#### PASSAGE TO READ
* * * * * * * * *

In order to ensure the correctness of coordinated heterogeneous model simulations, the Ptolemy and the Modhel’x projects proposed to expose some information about the behavioral semantics of languages (named Model of Computation) [9, 20]. Then, they defined adaptations so that they could be co-simulated.
In 2008, the MODELISAR project published the FMI (Functional Mockup Interface) standard [7], whose essential contribution to co-simulation was the concept of Intellectual Property protection. It was an evolution of the DSBlock proposal, but recognizing that each subsystem might need its own simulator. This standard is widely adopted in industryFootnote 1 [58], where the simulation of externally supplied components can be costly due to high licensing costs.
Although there was some research about the coordination of black-box physical system simulators before the FMI Standard was published (e.g., [5, 31, 41], and other references in [29]), it does not standardize the synchronization protocol between simulators. The main reason is that, as in continuous system simulation, there is no one-fits-all simulation algorithm. This is in contrast to discrete event simulation, where the implementations of the DIS and HLA standards provide everything to run the co-simulation.
2.4 2010s
The current decade is marked by several applications of co-simulation across many domains (see, e.g., [29, 59]), the Digital Twin [26] concept, and an effort to systematically study co-simulation, with the publication of surveys [30, 32].
The Digital Twin extends the DMU concept not just to the design and assembly phases of the system, but also to the maintenance. The essential idea is to use high fidelity models of the system, calibrated from sensory information collected during its operation, to affect how the system should operate, predict failures, schedule maintenance, etc.
3 Applications
3.1 Exhaust Gas Recirculation (MAN Diesel and Turbo)
MAN Diesel & Turbo (MDT) is one of the largest producers of two-stroke combustion engines with distributed embedded control system. Due to new emissions legislation on NOx, the systems that reduce the emission of this gas need to be improved. Since the development is split between different departments, using different tools, with limited sharing of models, co-simulation was applied to maximize reuse of models [55].
The work in [55] describes an exhaust gas recirculation system, and a water handling system. The purpose is to clean and recirculate exhaust gas to a ship engine intake manifold. The exhaust gas is cleaned by spraying water into it, and allowing the mixture to cool down and flow into a receiving tank. Then, the (dirty) water is pumped to a water treatment center (externally developed) to be purified and reused.

* * * * * * * * *

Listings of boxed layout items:

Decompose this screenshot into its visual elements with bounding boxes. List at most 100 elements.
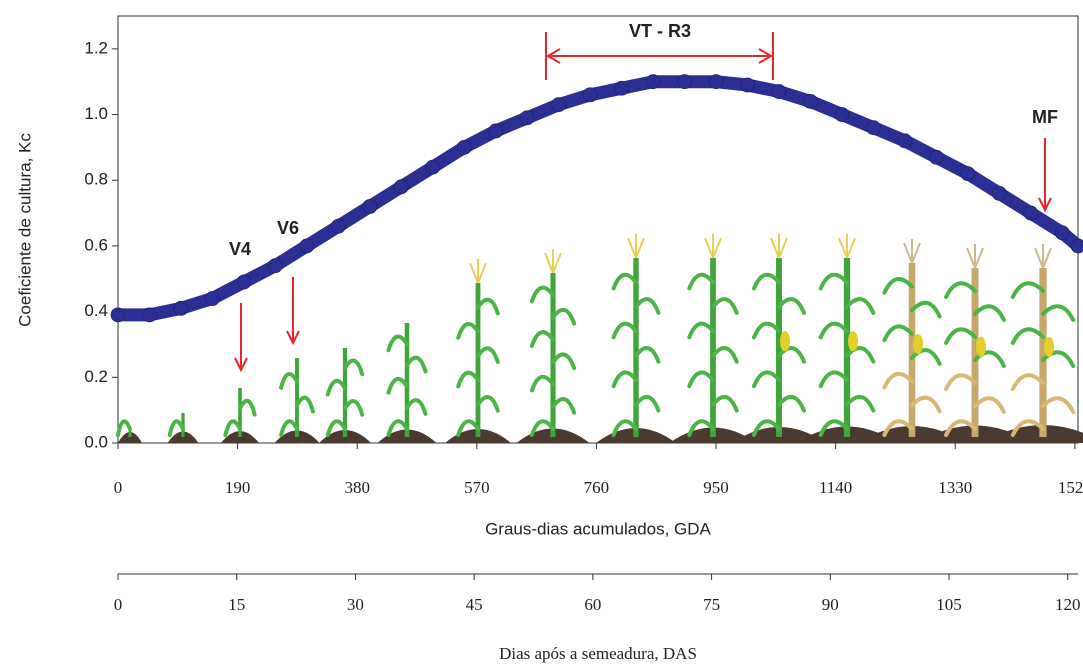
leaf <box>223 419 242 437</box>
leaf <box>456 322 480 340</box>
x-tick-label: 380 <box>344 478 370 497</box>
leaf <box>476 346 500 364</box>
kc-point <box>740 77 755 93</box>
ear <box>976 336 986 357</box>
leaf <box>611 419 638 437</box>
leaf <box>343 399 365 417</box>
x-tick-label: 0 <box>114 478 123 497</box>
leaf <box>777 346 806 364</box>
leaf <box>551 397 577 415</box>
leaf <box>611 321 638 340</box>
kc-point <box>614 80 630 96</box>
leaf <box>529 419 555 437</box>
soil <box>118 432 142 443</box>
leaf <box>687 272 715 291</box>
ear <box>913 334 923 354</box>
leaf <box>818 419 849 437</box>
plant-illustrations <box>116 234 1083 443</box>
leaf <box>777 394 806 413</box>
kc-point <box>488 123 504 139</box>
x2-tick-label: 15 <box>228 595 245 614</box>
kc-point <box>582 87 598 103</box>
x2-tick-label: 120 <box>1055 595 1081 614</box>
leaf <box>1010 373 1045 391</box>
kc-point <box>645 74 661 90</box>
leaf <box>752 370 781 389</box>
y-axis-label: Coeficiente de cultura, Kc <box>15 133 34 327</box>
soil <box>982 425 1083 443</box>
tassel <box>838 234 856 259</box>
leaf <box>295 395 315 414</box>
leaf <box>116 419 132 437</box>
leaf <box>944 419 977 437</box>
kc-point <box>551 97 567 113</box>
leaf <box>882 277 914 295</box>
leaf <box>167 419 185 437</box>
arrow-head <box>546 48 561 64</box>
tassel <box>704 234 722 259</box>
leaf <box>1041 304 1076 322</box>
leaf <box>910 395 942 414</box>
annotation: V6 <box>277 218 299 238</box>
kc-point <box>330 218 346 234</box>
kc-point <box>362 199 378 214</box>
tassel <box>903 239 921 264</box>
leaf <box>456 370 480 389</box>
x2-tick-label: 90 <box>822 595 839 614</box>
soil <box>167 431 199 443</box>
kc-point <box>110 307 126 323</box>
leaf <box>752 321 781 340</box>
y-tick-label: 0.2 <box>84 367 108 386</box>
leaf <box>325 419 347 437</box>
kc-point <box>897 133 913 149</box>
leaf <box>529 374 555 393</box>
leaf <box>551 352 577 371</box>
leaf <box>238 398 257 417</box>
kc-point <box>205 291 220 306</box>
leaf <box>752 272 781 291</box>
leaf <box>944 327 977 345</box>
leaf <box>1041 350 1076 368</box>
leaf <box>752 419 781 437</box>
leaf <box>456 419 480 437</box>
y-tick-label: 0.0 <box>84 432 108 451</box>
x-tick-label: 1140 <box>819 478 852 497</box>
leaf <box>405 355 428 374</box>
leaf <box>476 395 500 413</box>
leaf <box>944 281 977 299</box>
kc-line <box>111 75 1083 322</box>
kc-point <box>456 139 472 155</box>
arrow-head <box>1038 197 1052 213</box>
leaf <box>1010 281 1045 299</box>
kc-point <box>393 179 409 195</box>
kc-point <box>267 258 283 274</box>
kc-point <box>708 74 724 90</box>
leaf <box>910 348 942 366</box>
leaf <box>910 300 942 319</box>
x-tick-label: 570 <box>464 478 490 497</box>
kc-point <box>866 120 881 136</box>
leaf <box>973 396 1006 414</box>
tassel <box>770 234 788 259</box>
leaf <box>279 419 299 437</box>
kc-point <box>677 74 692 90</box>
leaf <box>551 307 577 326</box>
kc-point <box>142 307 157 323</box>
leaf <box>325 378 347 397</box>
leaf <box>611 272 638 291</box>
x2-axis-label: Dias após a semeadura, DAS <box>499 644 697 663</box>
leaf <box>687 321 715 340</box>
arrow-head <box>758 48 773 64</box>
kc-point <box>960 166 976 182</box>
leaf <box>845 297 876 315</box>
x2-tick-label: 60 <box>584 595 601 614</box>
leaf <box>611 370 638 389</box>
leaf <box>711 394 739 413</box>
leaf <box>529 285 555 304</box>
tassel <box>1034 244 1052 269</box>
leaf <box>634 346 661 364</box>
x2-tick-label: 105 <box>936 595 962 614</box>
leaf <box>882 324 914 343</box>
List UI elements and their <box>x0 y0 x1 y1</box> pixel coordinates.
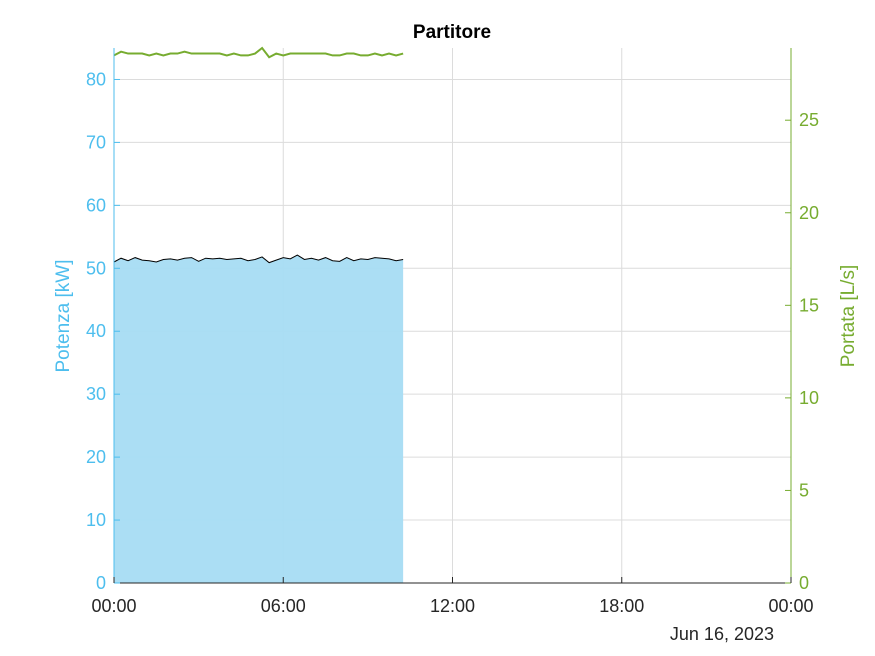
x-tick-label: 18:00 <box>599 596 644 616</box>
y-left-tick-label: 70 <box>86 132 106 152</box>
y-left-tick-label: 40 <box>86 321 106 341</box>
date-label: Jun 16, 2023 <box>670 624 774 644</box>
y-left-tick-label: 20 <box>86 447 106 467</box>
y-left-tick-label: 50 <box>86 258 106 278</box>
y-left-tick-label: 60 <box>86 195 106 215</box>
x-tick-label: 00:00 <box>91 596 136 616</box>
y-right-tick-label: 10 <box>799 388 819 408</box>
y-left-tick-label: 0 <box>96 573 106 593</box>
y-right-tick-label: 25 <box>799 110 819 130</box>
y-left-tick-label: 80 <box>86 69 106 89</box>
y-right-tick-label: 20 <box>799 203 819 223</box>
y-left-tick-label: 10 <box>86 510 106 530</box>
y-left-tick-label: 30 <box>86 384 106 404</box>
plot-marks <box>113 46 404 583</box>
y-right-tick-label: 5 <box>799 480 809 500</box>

* * * * * * * * *

#### WHAT THE TASK REQUIRES
Carry on the passage on co-simulation, starting right after its final sentence. The records have no connection to the passage on co-simulation.

#### ANSWER TO THE TASK
The initial approach consisted of developing the control system in an in-house application framework, that simulated both the control system and the physical models of the ship engine. While the traditional setup allows for simulation, the physical models are often implemented at a lower level of detail than e.g. Matlab/Simulink® models. The co-simulation approach, based on the FMI standard, coupled the in-house application to MATLAB, so that higher fidelity physical models could be used. They believe that, had this approach been used from the start, then a water tank overflow problem could have been discovered before running the software on an expensive engine test bench.
3.2 Driverless Lawn Mower (Agro Intelligence)
Another application of co-simulation is the development of a steering controller of an industrial size driverless lawn mower [22]. Besides aiding in the development of the control and navigation system of the lawn mover, co-simulation was applied to investigate alternative designs that would otherwise be both costly and time-consuming to test with physical prototypes.
The co-simulation scenario consisted of three parts: a simulator representing the vehicle dynamics, a simulator representing the control algorithm and a simulator to convert values between the two. Additionally, each alternative design was projected in a 3D animation based on the game engine Unity, that it could be visually inspected by designers and clients.
To make sure the co-simulation results were valid and accurate, an initial prototype was conceived and tested. Afterwards, multiple designs were evaluated with co-simulation, to find the optimal look-ahead distance and velocity. The simulation results for multiple look-ahead distances, and fixed velocity, are shown in Fig. 2.
4 Emerging Trend and Challenges
4.1 Towards Full Virtualization
Throughout the history of co-simulation, a common trend emerges: a gradual shift towards the virtualization of not just the design of the system, but also assembly, operation, and maintenance.
The virtualization of the design of the system has been one of the primary uses of co-simulation, backup by concurrent engineering processes.
The virtualization of the assembly reflects an increased demand in the information that should be taken into account at the design phase, with concepts like the Digital Mockup Unit.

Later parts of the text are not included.